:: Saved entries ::
>>>
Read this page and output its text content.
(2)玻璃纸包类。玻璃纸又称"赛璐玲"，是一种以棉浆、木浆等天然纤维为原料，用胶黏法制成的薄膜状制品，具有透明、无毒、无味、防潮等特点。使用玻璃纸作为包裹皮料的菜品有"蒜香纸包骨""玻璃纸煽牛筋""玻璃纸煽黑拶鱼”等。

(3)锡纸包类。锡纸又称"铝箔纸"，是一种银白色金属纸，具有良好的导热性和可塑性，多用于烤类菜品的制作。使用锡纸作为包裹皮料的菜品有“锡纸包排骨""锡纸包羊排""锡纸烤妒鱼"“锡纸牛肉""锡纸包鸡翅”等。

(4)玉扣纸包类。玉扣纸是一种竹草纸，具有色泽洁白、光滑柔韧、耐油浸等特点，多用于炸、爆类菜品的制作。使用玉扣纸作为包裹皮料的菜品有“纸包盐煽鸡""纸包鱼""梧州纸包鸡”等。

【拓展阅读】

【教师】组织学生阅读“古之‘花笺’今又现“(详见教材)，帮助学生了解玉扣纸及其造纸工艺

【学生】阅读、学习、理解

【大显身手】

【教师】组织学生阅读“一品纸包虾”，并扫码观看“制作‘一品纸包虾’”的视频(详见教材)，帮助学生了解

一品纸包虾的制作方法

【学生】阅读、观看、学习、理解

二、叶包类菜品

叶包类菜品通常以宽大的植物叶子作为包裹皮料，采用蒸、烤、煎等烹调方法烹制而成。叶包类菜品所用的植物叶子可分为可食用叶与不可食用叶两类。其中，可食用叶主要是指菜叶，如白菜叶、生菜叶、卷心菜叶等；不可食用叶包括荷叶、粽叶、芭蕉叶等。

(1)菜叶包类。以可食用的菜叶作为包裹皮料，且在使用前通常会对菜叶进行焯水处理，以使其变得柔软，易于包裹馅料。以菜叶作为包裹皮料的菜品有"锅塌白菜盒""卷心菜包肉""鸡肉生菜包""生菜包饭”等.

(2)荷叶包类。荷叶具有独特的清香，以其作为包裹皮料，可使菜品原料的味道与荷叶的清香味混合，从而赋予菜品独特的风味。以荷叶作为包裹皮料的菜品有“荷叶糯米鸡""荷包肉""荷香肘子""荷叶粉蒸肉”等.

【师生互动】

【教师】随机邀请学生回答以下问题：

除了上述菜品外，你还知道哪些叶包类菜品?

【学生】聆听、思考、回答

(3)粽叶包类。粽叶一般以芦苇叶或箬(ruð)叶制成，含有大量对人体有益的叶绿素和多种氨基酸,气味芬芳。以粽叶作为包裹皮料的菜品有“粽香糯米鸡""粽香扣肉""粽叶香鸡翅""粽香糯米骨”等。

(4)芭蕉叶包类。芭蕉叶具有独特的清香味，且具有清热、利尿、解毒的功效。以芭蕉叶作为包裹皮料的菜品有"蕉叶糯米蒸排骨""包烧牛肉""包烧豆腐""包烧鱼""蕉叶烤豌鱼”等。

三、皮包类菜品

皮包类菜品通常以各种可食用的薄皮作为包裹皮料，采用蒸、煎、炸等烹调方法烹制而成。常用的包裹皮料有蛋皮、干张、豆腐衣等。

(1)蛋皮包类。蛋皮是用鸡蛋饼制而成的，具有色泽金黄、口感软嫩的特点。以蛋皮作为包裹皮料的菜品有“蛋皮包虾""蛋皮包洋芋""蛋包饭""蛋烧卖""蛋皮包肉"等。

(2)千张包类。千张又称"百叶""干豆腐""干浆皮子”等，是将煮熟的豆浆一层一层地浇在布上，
<<<
:: Task objective ::
Print the material once more, exactly.

:: Solution ::
Read this page and output its text content.
(2)玻璃纸包类。玻璃纸又称"赛璐玲"，是一种以棉浆、木浆等天然纤维为原料，用胶黏法制成的薄膜状制品，具有透明、无毒、无味、防潮等特点。使用玻璃纸作为包裹皮料的菜品有"蒜香纸包骨""玻璃纸煽牛筋""玻璃纸煽黑拶鱼”等。

(3)锡纸包类。锡纸又称"铝箔纸"，是一种银白色金属纸，具有良好的导热性和可塑性，多用于烤类菜品的制作。使用锡纸作为包裹皮料的菜品有“锡纸包排骨""锡纸包羊排""锡纸烤妒鱼"“锡纸牛肉""锡纸包鸡翅”等。

(4)玉扣纸包类。玉扣纸是一种竹草纸，具有色泽洁白、光滑柔韧、耐油浸等特点，多用于炸、爆类菜品的制作。使用玉扣纸作为包裹皮料的菜品有“纸包盐煽鸡""纸包鱼""梧州纸包鸡”等。

【拓展阅读】

【教师】组织学生阅读“古之‘花笺’今又现“(详见教材)，帮助学生了解玉扣纸及其造纸工艺

【学生】阅读、学习、理解

【大显身手】

【教师】组织学生阅读“一品纸包虾”，并扫码观看“制作‘一品纸包虾’”的视频(详见教材)，帮助学生了解

一品纸包虾的制作方法

【学生】阅读、观看、学习、理解

二、叶包类菜品

叶包类菜品通常以宽大的植物叶子作为包裹皮料，采用蒸、烤、煎等烹调方法烹制而成。叶包类菜品所用的植物叶子可分为可食用叶与不可食用叶两类。其中，可食用叶主要是指菜叶，如白菜叶、生菜叶、卷心菜叶等；不可食用叶包括荷叶、粽叶、芭蕉叶等。

(1)菜叶包类。以可食用的菜叶作为包裹皮料，且在使用前通常会对菜叶进行焯水处理，以使其变得柔软，易于包裹馅料。以菜叶作为包裹皮料的菜品有"锅塌白菜盒""卷心菜包肉""鸡肉生菜包""生菜包饭”等.

(2)荷叶包类。荷叶具有独特的清香，以其作为包裹皮料，可使菜品原料的味道与荷叶的清香味混合，从而赋予菜品独特的风味。以荷叶作为包裹皮料的菜品有“荷叶糯米鸡""荷包肉""荷香肘子""荷叶粉蒸肉”等.

【师生互动】

【教师】随机邀请学生回答以下问题：

除了上述菜品外，你还知道哪些叶包类菜品?

【学生】聆听、思考、回答

(3)粽叶包类。粽叶一般以芦苇叶或箬(ruð)叶制成，含有大量对人体有益的叶绿素和多种氨基酸,气味芬芳。以粽叶作为包裹皮料的菜品有“粽香糯米鸡""粽香扣肉""粽叶香鸡翅""粽香糯米骨”等。

(4)芭蕉叶包类。芭蕉叶具有独特的清香味，且具有清热、利尿、解毒的功效。以芭蕉叶作为包裹皮料的菜品有"蕉叶糯米蒸排骨""包烧牛肉""包烧豆腐""包烧鱼""蕉叶烤豌鱼”等。

三、皮包类菜品

皮包类菜品通常以各种可食用的薄皮作为包裹皮料，采用蒸、煎、炸等烹调方法烹制而成。常用的包裹皮料有蛋皮、干张、豆腐衣等。

(1)蛋皮包类。蛋皮是用鸡蛋饼制而成的，具有色泽金黄、口感软嫩的特点。以蛋皮作为包裹皮料的菜品有“蛋皮包虾""蛋皮包洋芋""蛋包饭""蛋烧卖""蛋皮包肉"等。

(2)千张包类。千张又称"百叶""干豆腐""干浆皮子”等，是将煮熟的豆浆一层一层地浇在布上，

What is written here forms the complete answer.